DATA SUPPLIED ::
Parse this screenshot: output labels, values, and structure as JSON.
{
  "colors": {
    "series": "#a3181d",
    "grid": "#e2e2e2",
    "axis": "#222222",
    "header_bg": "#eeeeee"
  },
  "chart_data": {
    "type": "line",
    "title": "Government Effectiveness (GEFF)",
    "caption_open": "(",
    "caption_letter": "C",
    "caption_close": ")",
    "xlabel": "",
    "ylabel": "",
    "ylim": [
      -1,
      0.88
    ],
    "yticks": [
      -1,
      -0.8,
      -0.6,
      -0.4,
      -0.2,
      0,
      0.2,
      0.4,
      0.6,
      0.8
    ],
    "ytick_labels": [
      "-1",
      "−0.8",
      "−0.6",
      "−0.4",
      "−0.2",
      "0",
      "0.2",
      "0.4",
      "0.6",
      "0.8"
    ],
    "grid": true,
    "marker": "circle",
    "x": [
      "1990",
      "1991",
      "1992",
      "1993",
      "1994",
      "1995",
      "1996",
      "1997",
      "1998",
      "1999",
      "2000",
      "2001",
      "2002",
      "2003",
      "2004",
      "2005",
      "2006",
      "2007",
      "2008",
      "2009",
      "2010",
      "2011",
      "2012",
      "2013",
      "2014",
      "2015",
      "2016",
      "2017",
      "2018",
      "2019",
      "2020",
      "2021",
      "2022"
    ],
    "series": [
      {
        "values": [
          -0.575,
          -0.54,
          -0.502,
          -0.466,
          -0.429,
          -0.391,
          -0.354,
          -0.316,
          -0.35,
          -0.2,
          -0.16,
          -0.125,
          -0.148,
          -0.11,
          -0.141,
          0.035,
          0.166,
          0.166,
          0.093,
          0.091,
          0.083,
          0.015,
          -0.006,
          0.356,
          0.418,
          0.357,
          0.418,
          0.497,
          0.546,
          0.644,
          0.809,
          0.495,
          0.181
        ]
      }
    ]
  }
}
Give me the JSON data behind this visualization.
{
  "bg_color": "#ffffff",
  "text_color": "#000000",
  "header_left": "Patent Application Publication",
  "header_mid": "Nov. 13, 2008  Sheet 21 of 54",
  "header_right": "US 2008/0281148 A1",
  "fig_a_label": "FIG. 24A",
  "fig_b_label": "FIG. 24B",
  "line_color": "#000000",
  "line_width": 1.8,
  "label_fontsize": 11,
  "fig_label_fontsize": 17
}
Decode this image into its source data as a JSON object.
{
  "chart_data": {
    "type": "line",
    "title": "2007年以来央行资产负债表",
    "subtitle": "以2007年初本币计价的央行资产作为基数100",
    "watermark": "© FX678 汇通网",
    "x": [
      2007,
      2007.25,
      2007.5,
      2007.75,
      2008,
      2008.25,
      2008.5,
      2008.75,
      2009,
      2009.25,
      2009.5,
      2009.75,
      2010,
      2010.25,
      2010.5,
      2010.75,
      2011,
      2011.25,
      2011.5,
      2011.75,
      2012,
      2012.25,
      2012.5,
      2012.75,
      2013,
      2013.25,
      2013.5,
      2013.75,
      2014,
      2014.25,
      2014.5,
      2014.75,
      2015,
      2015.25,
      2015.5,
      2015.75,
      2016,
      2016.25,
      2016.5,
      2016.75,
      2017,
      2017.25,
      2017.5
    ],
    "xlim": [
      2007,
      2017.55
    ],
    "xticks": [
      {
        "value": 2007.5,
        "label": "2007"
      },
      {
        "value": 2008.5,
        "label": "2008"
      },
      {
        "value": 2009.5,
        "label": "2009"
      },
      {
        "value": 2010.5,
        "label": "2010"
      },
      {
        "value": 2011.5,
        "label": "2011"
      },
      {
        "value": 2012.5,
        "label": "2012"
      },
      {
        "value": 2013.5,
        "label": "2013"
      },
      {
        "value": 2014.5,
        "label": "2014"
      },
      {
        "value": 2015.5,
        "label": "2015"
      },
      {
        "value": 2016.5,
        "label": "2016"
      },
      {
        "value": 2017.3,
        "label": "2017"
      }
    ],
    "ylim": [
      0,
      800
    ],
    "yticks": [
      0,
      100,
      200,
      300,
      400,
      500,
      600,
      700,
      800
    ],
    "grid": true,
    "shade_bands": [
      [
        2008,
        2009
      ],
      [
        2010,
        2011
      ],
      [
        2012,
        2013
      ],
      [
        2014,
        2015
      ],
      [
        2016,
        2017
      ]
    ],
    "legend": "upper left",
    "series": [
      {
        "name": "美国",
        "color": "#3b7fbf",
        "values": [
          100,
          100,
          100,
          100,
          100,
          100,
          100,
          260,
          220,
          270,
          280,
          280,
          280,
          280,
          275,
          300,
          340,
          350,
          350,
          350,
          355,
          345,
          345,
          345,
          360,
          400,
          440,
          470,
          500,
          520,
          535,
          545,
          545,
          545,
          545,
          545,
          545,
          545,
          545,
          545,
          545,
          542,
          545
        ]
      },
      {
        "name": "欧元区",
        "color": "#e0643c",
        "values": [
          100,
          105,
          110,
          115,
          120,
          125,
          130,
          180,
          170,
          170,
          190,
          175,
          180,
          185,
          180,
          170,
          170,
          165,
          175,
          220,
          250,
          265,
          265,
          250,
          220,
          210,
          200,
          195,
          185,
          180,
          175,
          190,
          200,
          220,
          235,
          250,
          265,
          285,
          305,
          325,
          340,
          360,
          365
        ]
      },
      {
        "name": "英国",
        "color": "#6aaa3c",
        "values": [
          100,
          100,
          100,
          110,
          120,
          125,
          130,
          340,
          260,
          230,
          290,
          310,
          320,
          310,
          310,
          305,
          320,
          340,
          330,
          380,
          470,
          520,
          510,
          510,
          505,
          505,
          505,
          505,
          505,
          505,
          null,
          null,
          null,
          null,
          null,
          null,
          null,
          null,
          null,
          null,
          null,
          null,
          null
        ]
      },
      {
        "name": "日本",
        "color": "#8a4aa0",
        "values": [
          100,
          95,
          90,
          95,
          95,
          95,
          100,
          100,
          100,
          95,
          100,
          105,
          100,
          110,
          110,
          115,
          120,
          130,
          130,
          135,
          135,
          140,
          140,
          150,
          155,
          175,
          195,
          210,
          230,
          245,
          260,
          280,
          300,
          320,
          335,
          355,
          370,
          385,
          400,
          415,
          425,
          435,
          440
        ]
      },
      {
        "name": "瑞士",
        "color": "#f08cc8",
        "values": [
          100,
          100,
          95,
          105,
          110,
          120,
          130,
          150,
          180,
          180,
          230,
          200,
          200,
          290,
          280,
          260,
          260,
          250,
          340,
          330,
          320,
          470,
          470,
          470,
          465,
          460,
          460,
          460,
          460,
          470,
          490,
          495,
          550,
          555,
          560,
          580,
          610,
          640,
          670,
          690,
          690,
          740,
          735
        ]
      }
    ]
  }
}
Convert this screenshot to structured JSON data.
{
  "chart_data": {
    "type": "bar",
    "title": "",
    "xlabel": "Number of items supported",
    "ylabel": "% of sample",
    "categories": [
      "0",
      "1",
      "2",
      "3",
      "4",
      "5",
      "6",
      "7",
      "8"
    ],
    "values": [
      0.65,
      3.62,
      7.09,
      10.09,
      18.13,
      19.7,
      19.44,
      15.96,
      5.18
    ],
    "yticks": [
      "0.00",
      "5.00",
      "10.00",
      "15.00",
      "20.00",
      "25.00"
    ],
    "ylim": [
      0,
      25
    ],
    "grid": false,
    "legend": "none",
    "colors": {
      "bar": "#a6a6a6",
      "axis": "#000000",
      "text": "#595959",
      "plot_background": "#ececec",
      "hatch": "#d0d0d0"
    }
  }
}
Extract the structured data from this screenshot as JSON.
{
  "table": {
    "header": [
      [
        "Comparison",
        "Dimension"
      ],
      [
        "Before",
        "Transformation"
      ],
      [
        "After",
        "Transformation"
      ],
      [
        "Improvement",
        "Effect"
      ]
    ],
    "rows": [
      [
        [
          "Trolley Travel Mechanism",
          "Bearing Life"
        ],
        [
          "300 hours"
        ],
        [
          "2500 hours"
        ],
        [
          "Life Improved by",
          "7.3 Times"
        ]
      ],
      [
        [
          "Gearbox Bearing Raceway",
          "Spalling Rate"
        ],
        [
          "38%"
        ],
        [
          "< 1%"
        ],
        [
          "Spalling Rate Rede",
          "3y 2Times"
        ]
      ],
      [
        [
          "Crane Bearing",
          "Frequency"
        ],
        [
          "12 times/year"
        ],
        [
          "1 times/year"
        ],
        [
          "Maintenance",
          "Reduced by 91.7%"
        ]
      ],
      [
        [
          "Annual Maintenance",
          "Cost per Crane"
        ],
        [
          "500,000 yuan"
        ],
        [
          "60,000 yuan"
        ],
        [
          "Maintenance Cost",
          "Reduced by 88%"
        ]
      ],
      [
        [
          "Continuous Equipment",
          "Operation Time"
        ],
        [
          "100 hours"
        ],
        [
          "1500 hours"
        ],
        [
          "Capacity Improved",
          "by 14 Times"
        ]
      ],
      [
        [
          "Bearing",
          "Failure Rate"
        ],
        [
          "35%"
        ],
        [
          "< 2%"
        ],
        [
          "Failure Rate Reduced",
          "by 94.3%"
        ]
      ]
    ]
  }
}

SHORT PROBLEM ::
Among the entries above, identify all lines with "JSON" and copy them.

CORRECT ANSWER ::
Parse this screenshot: output labels, values, and structure as JSON.
Give me the JSON data behind this visualization.
Decode this image into its source data as a JSON object.
Convert this screenshot to structured JSON data.
Extract the structured data from this screenshot as JSON.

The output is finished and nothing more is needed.